Each entry below is to be extracted exactly.

* * * *

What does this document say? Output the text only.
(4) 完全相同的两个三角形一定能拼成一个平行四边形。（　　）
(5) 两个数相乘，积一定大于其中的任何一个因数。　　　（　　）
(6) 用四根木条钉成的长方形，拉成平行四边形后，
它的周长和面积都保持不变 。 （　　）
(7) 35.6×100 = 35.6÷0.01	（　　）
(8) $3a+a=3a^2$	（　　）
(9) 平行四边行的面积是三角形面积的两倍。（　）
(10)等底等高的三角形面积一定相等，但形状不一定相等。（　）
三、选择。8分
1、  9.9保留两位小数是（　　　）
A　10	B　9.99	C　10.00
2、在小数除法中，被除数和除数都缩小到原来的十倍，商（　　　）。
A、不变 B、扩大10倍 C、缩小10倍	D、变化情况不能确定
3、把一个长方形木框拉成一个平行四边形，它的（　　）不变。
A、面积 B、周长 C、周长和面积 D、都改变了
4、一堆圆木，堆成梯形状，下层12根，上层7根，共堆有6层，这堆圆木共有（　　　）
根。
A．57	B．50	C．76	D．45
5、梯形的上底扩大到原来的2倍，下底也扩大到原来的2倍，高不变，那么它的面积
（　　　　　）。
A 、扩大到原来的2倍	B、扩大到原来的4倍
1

* * * *

:: Answer below ::
What does this document say? Output the text only.
(4) 完全相同的两个三角形一定能拼成一个平行四边形。（　　）
(5) 两个数相乘，积一定大于其中的任何一个因数。　　　（　　）
(6) 用四根木条钉成的长方形，拉成平行四边形后，
它的周长和面积都保持不变 。 （　　）
(7) 35.6×100 = 35.6÷0.01	（　　）
(8) $3a+a=3a^2$	（　　）
(9) 平行四边行的面积是三角形面积的两倍。（　）
(10)等底等高的三角形面积一定相等，但形状不一定相等。（　）
三、选择。8分
1、  9.9保留两位小数是（　　　）
A　10	B　9.99	C　10.00
2、在小数除法中，被除数和除数都缩小到原来的十倍，商（　　　）。
A、不变 B、扩大10倍 C、缩小10倍	D、变化情况不能确定
3、把一个长方形木框拉成一个平行四边形，它的（　　）不变。
A、面积 B、周长 C、周长和面积 D、都改变了
4、一堆圆木，堆成梯形状，下层12根，上层7根，共堆有6层，这堆圆木共有（　　　）
根。
A．57	B．50	C．76	D．45
5、梯形的上底扩大到原来的2倍，下底也扩大到原来的2倍，高不变，那么它的面积
（　　　　　）。
A 、扩大到原来的2倍	B、扩大到原来的4倍
1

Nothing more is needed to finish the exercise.